ITEMS:
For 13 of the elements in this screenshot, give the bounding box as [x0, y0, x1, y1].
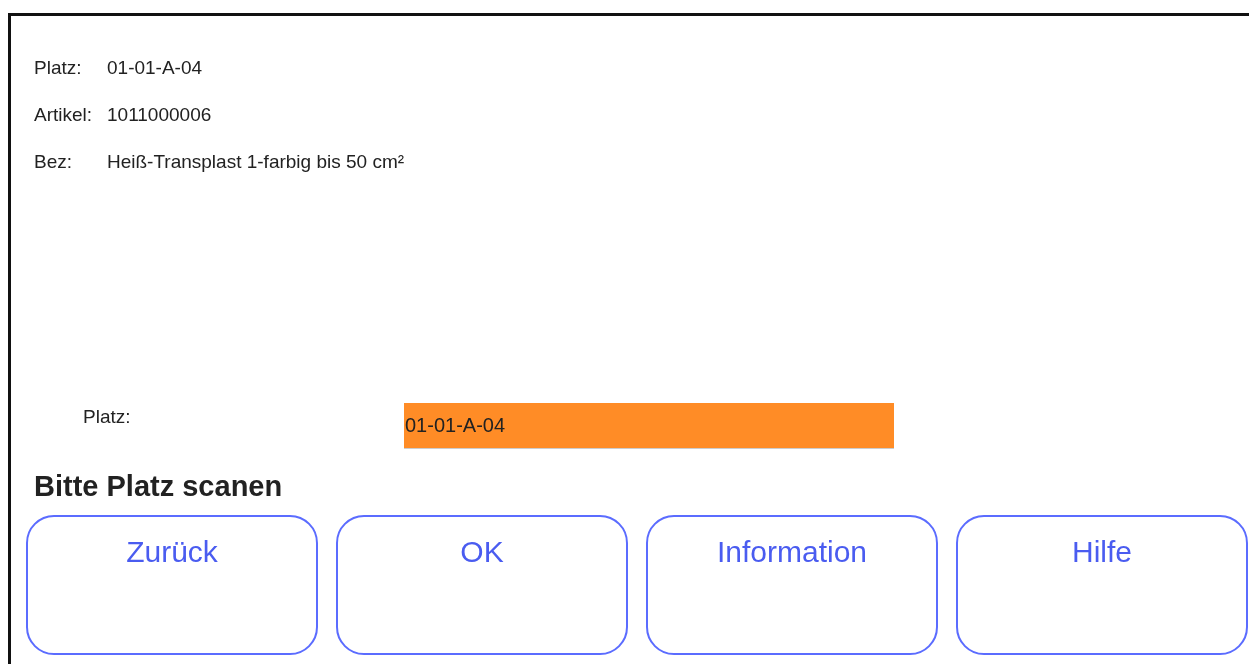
info-value: Heiß-Transplast 1-farbig bis 50 cm² — [107, 150, 405, 173]
action-button[interactable]: Zurück — [26, 515, 318, 655]
info-label: Platz: — [34, 56, 82, 79]
action-button[interactable]: Hilfe — [956, 515, 1248, 655]
field-label: Platz: — [83, 406, 132, 428]
info-label: Artikel: — [34, 103, 93, 126]
action-button[interactable]: OK — [336, 515, 628, 655]
info-value: 01-01-A-04 — [107, 56, 203, 79]
info-value: 1011000006 — [107, 103, 212, 126]
info-label: Bez: — [34, 150, 73, 173]
scan-prompt: Bitte Platz scanen — [34, 469, 283, 504]
input-field[interactable]: 01-01-A-04 — [404, 403, 894, 449]
action-button[interactable]: Information — [646, 515, 938, 655]
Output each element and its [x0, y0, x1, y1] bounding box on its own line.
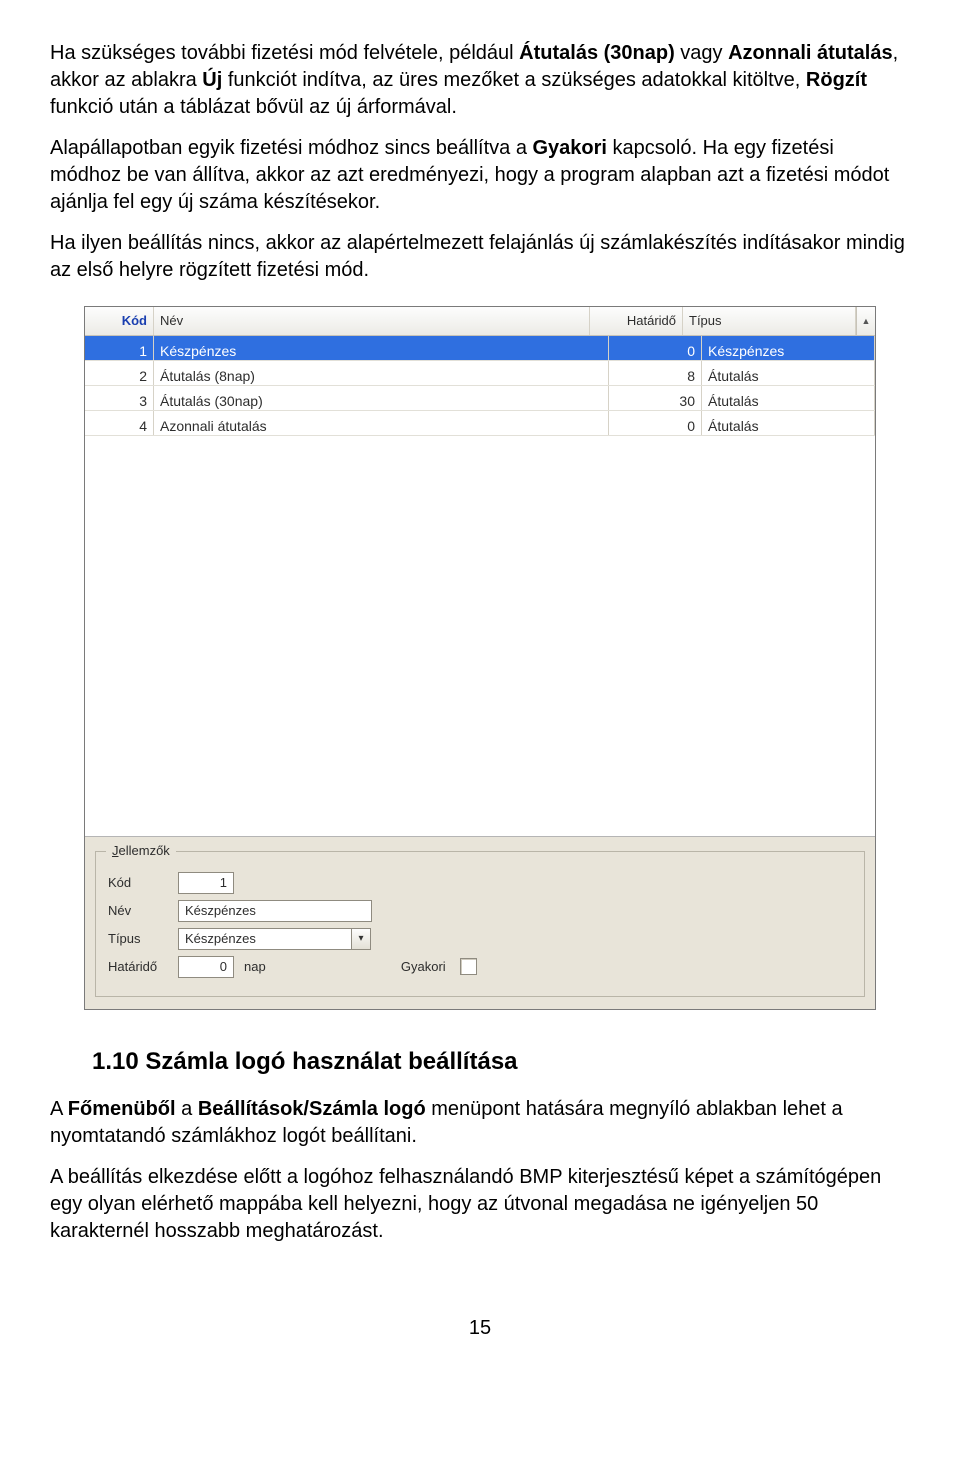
text: Ha szükséges további fizetési mód felvét… [50, 42, 519, 64]
text-bold: Új [202, 69, 222, 91]
label-nap: nap [244, 958, 266, 976]
text-bold: Rögzít [806, 69, 867, 91]
text: funkciót indítva, az üres mezőket a szük… [222, 69, 806, 91]
text-bold: Azonnali átutalás [728, 42, 892, 64]
table-cell: Átutalás (30nap) [154, 386, 609, 410]
paragraph-2: Alapállapotban egyik fizetési módhoz sin… [50, 135, 910, 216]
checkbox-gyakori[interactable] [460, 958, 477, 975]
col-header-tipus[interactable]: Típus [683, 307, 856, 335]
table-cell: 8 [609, 361, 702, 385]
table-row[interactable]: 4Azonnali átutalás0Átutalás [85, 411, 875, 436]
page-number: 15 [50, 1315, 910, 1342]
input-hatarido[interactable]: 0 [178, 956, 234, 978]
table-cell: 30 [609, 386, 702, 410]
paragraph-5: A beállítás elkezdése előtt a logóhoz fe… [50, 1164, 910, 1245]
text-bold: Beállítások/Számla logó [198, 1098, 426, 1120]
panel-title: Jellemzők [106, 842, 176, 860]
text: A [50, 1098, 68, 1120]
table-row[interactable]: 1Készpénzes0Készpénzes [85, 336, 875, 361]
table-cell: Készpénzes [154, 336, 609, 360]
text: funkció után a táblázat bővül az új árfo… [50, 96, 457, 118]
text: vagy [675, 42, 728, 64]
section-heading: 1.10 Számla logó használat beállítása [92, 1046, 910, 1078]
text: Alapállapotban egyik fizetési módhoz sin… [50, 137, 533, 159]
label-hatarido: Határidő [108, 958, 178, 976]
table-cell: Átutalás [702, 386, 875, 410]
col-header-kod[interactable]: Kód [85, 307, 154, 335]
table-cell: 1 [85, 336, 154, 360]
text-bold: Főmenüből [68, 1098, 176, 1120]
text-bold: Átutalás (30nap) [519, 42, 675, 64]
table-cell: 0 [609, 336, 702, 360]
table-row[interactable]: 3Átutalás (30nap)30Átutalás [85, 386, 875, 411]
details-panel: Jellemzők Kód 1 Név Készpénzes Típus Kés… [95, 851, 865, 997]
chevron-down-icon[interactable]: ▾ [352, 928, 371, 950]
table-row[interactable]: 2Átutalás (8nap)8Átutalás [85, 361, 875, 386]
table-cell: 2 [85, 361, 154, 385]
table-cell: Készpénzes [702, 336, 875, 360]
paragraph-4: A Főmenüből a Beállítások/Számla logó me… [50, 1096, 910, 1150]
grid-body[interactable]: 1Készpénzes0Készpénzes2Átutalás (8nap)8Á… [85, 336, 875, 836]
col-header-nev[interactable]: Név [154, 307, 590, 335]
label-tipus: Típus [108, 930, 178, 948]
text: a [176, 1098, 198, 1120]
paragraph-1: Ha szükséges további fizetési mód felvét… [50, 40, 910, 121]
col-header-hatarido[interactable]: Határidő [590, 307, 683, 335]
app-window: Kód Név Határidő Típus ▲ 1Készpénzes0Kés… [84, 306, 876, 1010]
input-nev[interactable]: Készpénzes [178, 900, 372, 922]
table-cell: Azonnali átutalás [154, 411, 609, 435]
table-cell: 0 [609, 411, 702, 435]
label-kod: Kód [108, 874, 178, 892]
combo-tipus[interactable]: Készpénzes ▾ [178, 928, 371, 950]
panel-title-rest: ellemzők [119, 843, 170, 858]
label-gyakori: Gyakori [266, 958, 460, 976]
table-cell: Átutalás (8nap) [154, 361, 609, 385]
text-bold: Gyakori [533, 137, 607, 159]
table-cell: 4 [85, 411, 154, 435]
grid-header: Kód Név Határidő Típus ▲ [85, 307, 875, 336]
data-grid: Kód Név Határidő Típus ▲ 1Készpénzes0Kés… [85, 307, 875, 837]
scroll-up-icon[interactable]: ▲ [856, 307, 875, 335]
input-kod[interactable]: 1 [178, 872, 234, 894]
combo-tipus-value[interactable]: Készpénzes [178, 928, 352, 950]
table-cell: Átutalás [702, 411, 875, 435]
label-nev: Név [108, 902, 178, 920]
table-cell: 3 [85, 386, 154, 410]
table-cell: Átutalás [702, 361, 875, 385]
paragraph-3: Ha ilyen beállítás nincs, akkor az alapé… [50, 230, 910, 284]
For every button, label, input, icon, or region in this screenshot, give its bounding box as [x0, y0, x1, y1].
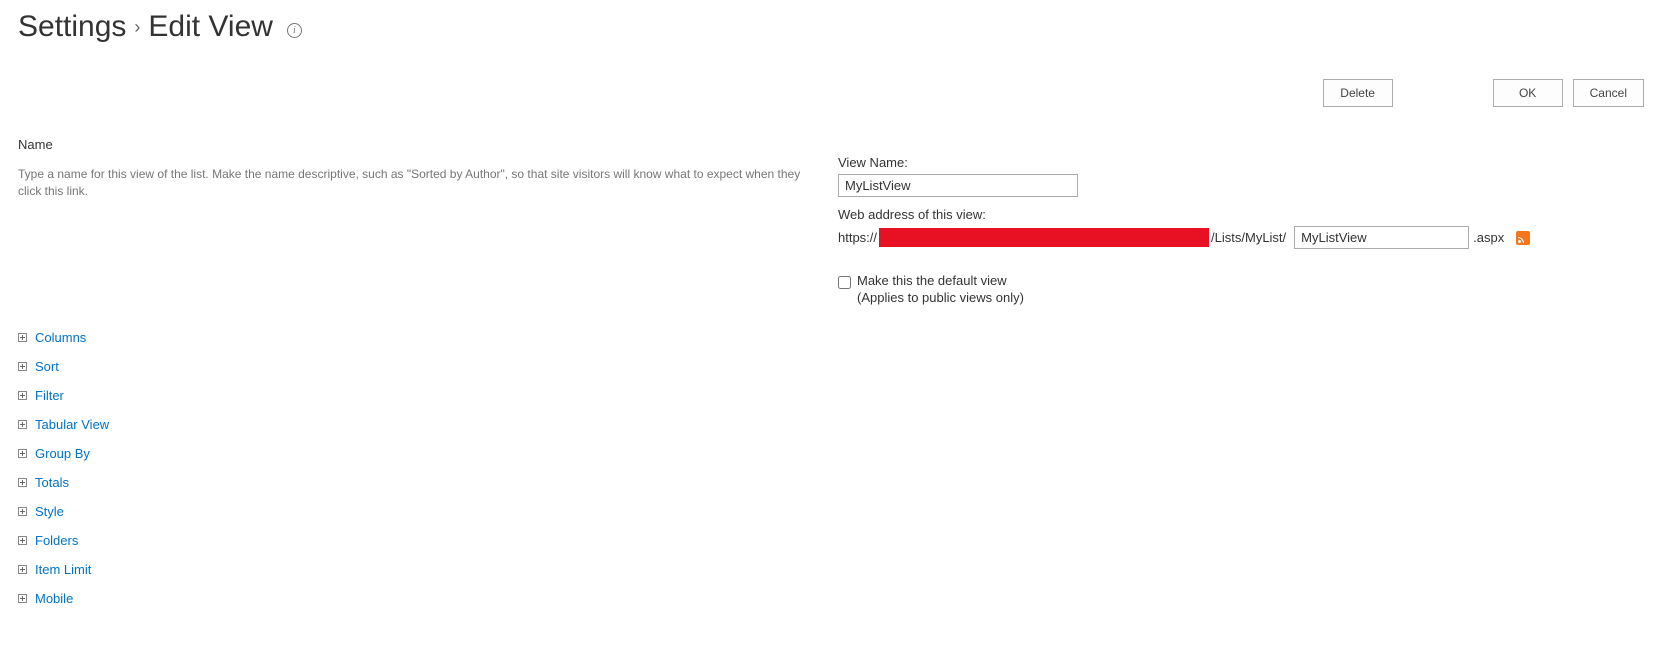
- info-icon[interactable]: i: [287, 23, 302, 38]
- url-prefix-text: https://: [838, 230, 877, 245]
- expand-row-sort[interactable]: Sort: [18, 359, 1644, 374]
- expand-link-label[interactable]: Sort: [35, 359, 59, 374]
- name-section-description: Type a name for this view of the list. M…: [18, 166, 818, 200]
- view-name-input[interactable]: [838, 174, 1078, 197]
- expand-row-tabular-view[interactable]: Tabular View: [18, 417, 1644, 432]
- default-view-checkbox[interactable]: [838, 276, 851, 289]
- name-section: Name Type a name for this view of the li…: [18, 137, 1644, 305]
- name-section-title: Name: [18, 137, 818, 152]
- breadcrumb-current: Edit View: [148, 10, 273, 44]
- expand-link-label[interactable]: Filter: [35, 388, 64, 403]
- expand-icon[interactable]: [18, 565, 27, 574]
- expand-row-group-by[interactable]: Group By: [18, 446, 1644, 461]
- expand-icon[interactable]: [18, 391, 27, 400]
- name-section-description-col: Name Type a name for this view of the li…: [18, 137, 838, 200]
- ok-button[interactable]: OK: [1493, 79, 1563, 107]
- cancel-button[interactable]: Cancel: [1573, 79, 1644, 107]
- web-address-row: https:// /Lists/MyList/ .aspx: [838, 226, 1644, 249]
- expand-icon[interactable]: [18, 536, 27, 545]
- url-mid-text: /Lists/MyList/: [1211, 230, 1286, 245]
- button-spacer: [1403, 79, 1483, 107]
- breadcrumb-separator-icon: ›: [134, 17, 140, 38]
- expand-icon[interactable]: [18, 507, 27, 516]
- default-view-checkbox-sublabel: (Applies to public views only): [857, 290, 1024, 305]
- expand-link-label[interactable]: Style: [35, 504, 64, 519]
- delete-button[interactable]: Delete: [1323, 79, 1393, 107]
- expand-icon[interactable]: [18, 594, 27, 603]
- expand-row-totals[interactable]: Totals: [18, 475, 1644, 490]
- url-suffix-text: .aspx: [1473, 230, 1504, 245]
- expand-icon[interactable]: [18, 449, 27, 458]
- view-name-label: View Name:: [838, 155, 1644, 170]
- name-section-fields-col: View Name: Web address of this view: htt…: [838, 137, 1644, 305]
- expand-link-label[interactable]: Item Limit: [35, 562, 91, 577]
- expand-row-style[interactable]: Style: [18, 504, 1644, 519]
- default-view-checkbox-row: Make this the default view (Applies to p…: [838, 273, 1644, 305]
- expand-link-label[interactable]: Mobile: [35, 591, 73, 606]
- expand-row-filter[interactable]: Filter: [18, 388, 1644, 403]
- expand-icon[interactable]: [18, 362, 27, 371]
- web-address-label: Web address of this view:: [838, 207, 1644, 222]
- expand-link-label[interactable]: Tabular View: [35, 417, 109, 432]
- rss-icon[interactable]: [1516, 231, 1530, 245]
- expand-row-mobile[interactable]: Mobile: [18, 591, 1644, 606]
- expand-link-label[interactable]: Columns: [35, 330, 86, 345]
- expand-link-label[interactable]: Folders: [35, 533, 78, 548]
- page-header: Settings › Edit View i: [18, 10, 1644, 44]
- expandable-sections: Columns Sort Filter Tabular View Group B…: [18, 330, 1644, 606]
- default-view-checkbox-label: Make this the default view: [857, 273, 1024, 288]
- expand-icon[interactable]: [18, 478, 27, 487]
- expand-row-columns[interactable]: Columns: [18, 330, 1644, 345]
- expand-icon[interactable]: [18, 420, 27, 429]
- expand-row-folders[interactable]: Folders: [18, 533, 1644, 548]
- expand-icon[interactable]: [18, 333, 27, 342]
- expand-link-label[interactable]: Group By: [35, 446, 90, 461]
- expand-row-item-limit[interactable]: Item Limit: [18, 562, 1644, 577]
- url-slug-input[interactable]: [1294, 226, 1469, 249]
- breadcrumb-parent[interactable]: Settings: [18, 10, 126, 44]
- expand-link-label[interactable]: Totals: [35, 475, 69, 490]
- url-redacted-block: [879, 228, 1209, 247]
- action-button-row: Delete OK Cancel: [18, 79, 1644, 107]
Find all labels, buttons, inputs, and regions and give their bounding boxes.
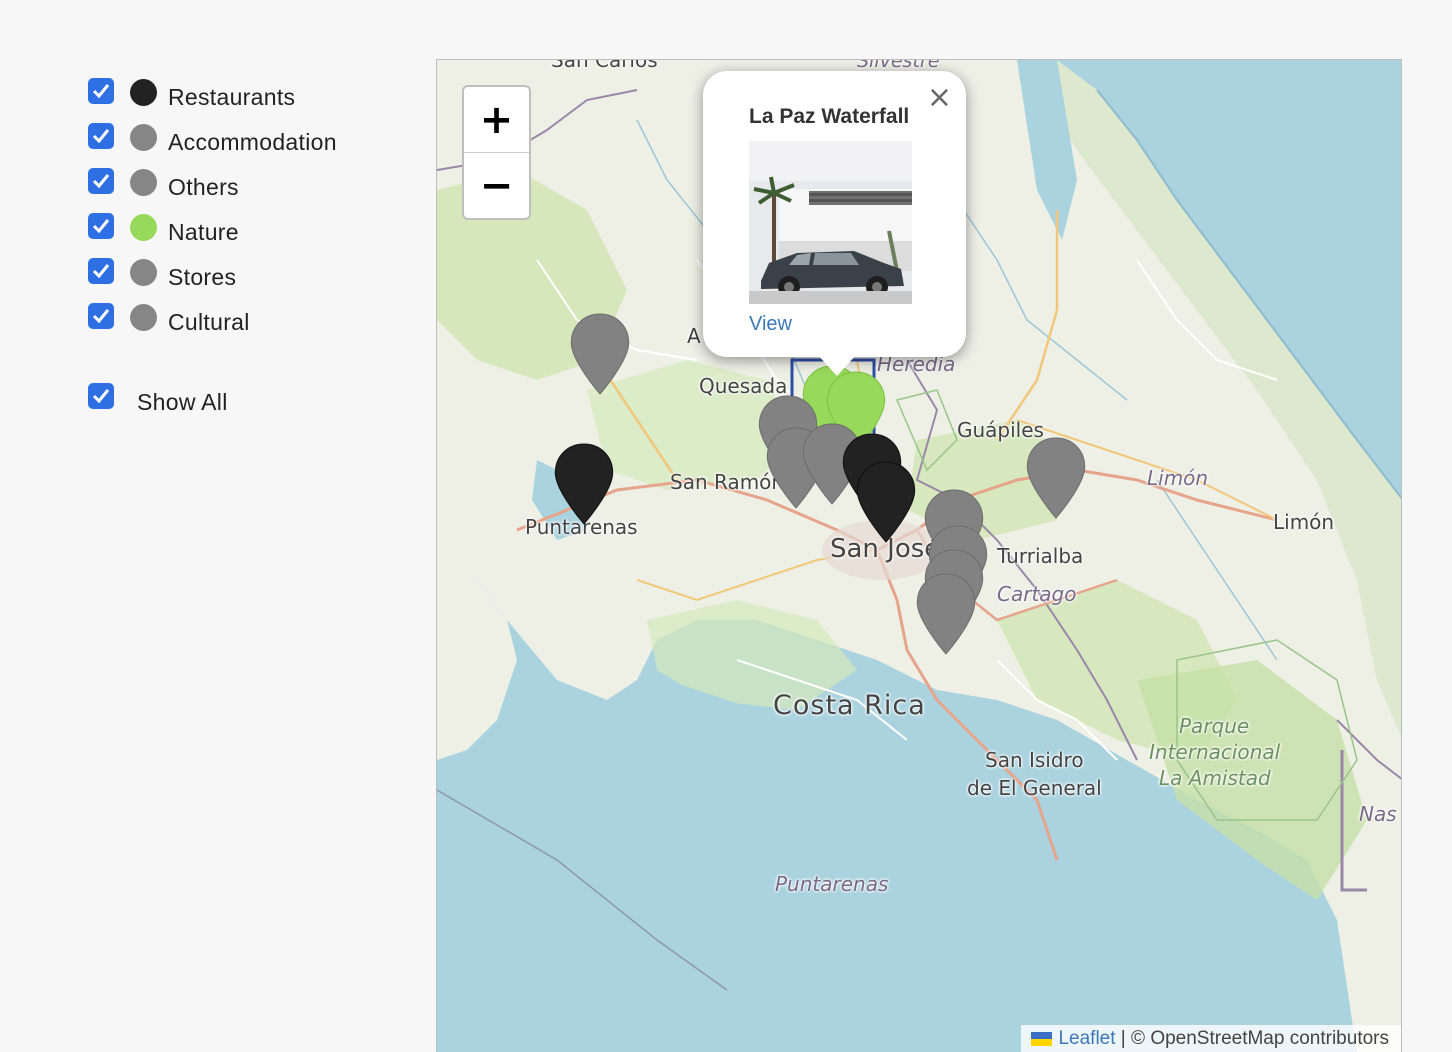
close-icon[interactable]: × bbox=[927, 83, 952, 113]
nature-label: Nature bbox=[168, 219, 239, 245]
place-label: A bbox=[687, 324, 701, 348]
map-marker-restaurant[interactable] bbox=[855, 460, 917, 544]
map-marker-restaurant[interactable] bbox=[553, 442, 615, 526]
place-label: Nas bbox=[1359, 802, 1397, 826]
nature-color-dot bbox=[130, 214, 157, 241]
filter-others[interactable]: Others bbox=[88, 168, 408, 200]
place-label: Limón bbox=[1273, 510, 1335, 534]
osm-attribution[interactable]: OpenStreetMap contributors bbox=[1150, 1028, 1389, 1050]
zoom-out-button[interactable]: − bbox=[464, 153, 529, 218]
place-label: Limón bbox=[1147, 466, 1209, 490]
stores-checkbox[interactable] bbox=[88, 258, 114, 284]
ukraine-flag-icon bbox=[1031, 1031, 1053, 1046]
popup-title: La Paz Waterfall bbox=[749, 105, 910, 128]
place-label: Parque bbox=[1179, 714, 1250, 738]
map-marker-others[interactable] bbox=[569, 312, 631, 396]
map-marker-others[interactable] bbox=[915, 572, 977, 656]
map-attribution: Leaflet | © OpenStreetMap contributors bbox=[1021, 1025, 1401, 1052]
restaurants-checkbox[interactable] bbox=[88, 78, 114, 104]
filter-nature[interactable]: Nature bbox=[88, 213, 408, 245]
accommodation-label: Accommodation bbox=[168, 129, 337, 155]
accommodation-checkbox[interactable] bbox=[88, 123, 114, 149]
restaurants-label: Restaurants bbox=[168, 84, 296, 110]
filter-restaurants[interactable]: Restaurants bbox=[88, 78, 408, 110]
place-label: Cartago bbox=[997, 582, 1077, 606]
place-label: San Carlos bbox=[551, 59, 658, 72]
place-label: Turrialba bbox=[997, 544, 1084, 568]
cultural-checkbox[interactable] bbox=[88, 303, 114, 329]
place-label: Costa Rica bbox=[773, 690, 926, 721]
cultural-color-dot bbox=[130, 304, 157, 331]
marker-popup: × La Paz Waterfall View bbox=[703, 71, 966, 357]
filter-show-all[interactable]: Show All bbox=[88, 383, 408, 415]
stores-color-dot bbox=[130, 259, 157, 286]
attribution-separator: | © bbox=[1115, 1027, 1151, 1049]
filter-accommodation[interactable]: Accommodation bbox=[88, 123, 408, 155]
show-all-label: Show All bbox=[137, 389, 228, 415]
zoom-control: + − bbox=[462, 85, 531, 220]
place-label: Puntarenas bbox=[775, 872, 889, 896]
place-label: La Amistad bbox=[1159, 766, 1271, 790]
popup-tip bbox=[817, 354, 857, 376]
others-label: Others bbox=[168, 174, 239, 200]
place-label: Internacional bbox=[1149, 740, 1281, 764]
show-all-checkbox[interactable] bbox=[88, 383, 114, 409]
popup-thumbnail bbox=[749, 141, 912, 304]
map-marker-others[interactable] bbox=[1025, 436, 1087, 520]
place-label: de El General bbox=[967, 776, 1102, 800]
filter-cultural[interactable]: Cultural bbox=[88, 303, 408, 335]
nature-checkbox[interactable] bbox=[88, 213, 114, 239]
leaflet-link[interactable]: Leaflet bbox=[1058, 1028, 1115, 1050]
map-view[interactable]: San Carlos Silvestre A Quesada Heredia G… bbox=[436, 59, 1402, 1052]
others-checkbox[interactable] bbox=[88, 168, 114, 194]
accommodation-color-dot bbox=[130, 124, 157, 151]
popup-view-link[interactable]: View bbox=[749, 313, 792, 336]
stores-label: Stores bbox=[168, 264, 237, 290]
filter-stores[interactable]: Stores bbox=[88, 258, 408, 290]
others-color-dot bbox=[130, 169, 157, 196]
cultural-label: Cultural bbox=[168, 309, 250, 335]
zoom-in-button[interactable]: + bbox=[464, 87, 529, 153]
restaurants-color-dot bbox=[130, 79, 157, 106]
place-label: San Isidro bbox=[985, 748, 1084, 772]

WRITTEN INSTRUCTION: Rewrite the stretch of rows from the one containing "close-icon[interactable]: × bbox=[927, 83, 952, 113]" through the one containing "attribution-separator: | ©", replacing "color-dot" with "color-swatch" and leaving everything else unchanged.

RESPONSE TO THIS TASK:
close-icon[interactable]: × bbox=[927, 83, 952, 113]
nature-label: Nature bbox=[168, 219, 239, 245]
place-label: A bbox=[687, 324, 701, 348]
map-marker-restaurant[interactable] bbox=[855, 460, 917, 544]
map-marker-restaurant[interactable] bbox=[553, 442, 615, 526]
place-label: Nas bbox=[1359, 802, 1397, 826]
nature-color-swatch bbox=[130, 214, 157, 241]
filter-others[interactable]: Others bbox=[88, 168, 408, 200]
place-label: Limón bbox=[1273, 510, 1335, 534]
osm-attribution[interactable]: OpenStreetMap contributors bbox=[1150, 1028, 1389, 1050]
zoom-out-button[interactable]: − bbox=[464, 153, 529, 218]
place-label: Limón bbox=[1147, 466, 1209, 490]
stores-checkbox[interactable] bbox=[88, 258, 114, 284]
ukraine-flag-icon bbox=[1031, 1031, 1053, 1046]
popup-title: La Paz Waterfall bbox=[749, 105, 910, 128]
place-label: Parque bbox=[1179, 714, 1250, 738]
map-marker-others[interactable] bbox=[569, 312, 631, 396]
map-marker-others[interactable] bbox=[915, 572, 977, 656]
map-attribution: Leaflet | © OpenStreetMap contributors bbox=[1021, 1025, 1401, 1052]
restaurants-checkbox[interactable] bbox=[88, 78, 114, 104]
filter-nature[interactable]: Nature bbox=[88, 213, 408, 245]
accommodation-label: Accommodation bbox=[168, 129, 337, 155]
accommodation-checkbox[interactable] bbox=[88, 123, 114, 149]
restaurants-label: Restaurants bbox=[168, 84, 296, 110]
filter-restaurants[interactable]: Restaurants bbox=[88, 78, 408, 110]
place-label: Cartago bbox=[997, 582, 1077, 606]
place-label: San Carlos bbox=[551, 59, 658, 72]
place-label: Turrialba bbox=[997, 544, 1084, 568]
cultural-checkbox[interactable] bbox=[88, 303, 114, 329]
place-label: Costa Rica bbox=[773, 690, 926, 721]
cultural-color-swatch bbox=[130, 304, 157, 331]
marker-popup: × La Paz Waterfall View bbox=[703, 71, 966, 357]
filter-show-all[interactable]: Show All bbox=[88, 383, 408, 415]
stores-color-swatch bbox=[130, 259, 157, 286]
attribution-separator: | © bbox=[1115, 1027, 1151, 1049]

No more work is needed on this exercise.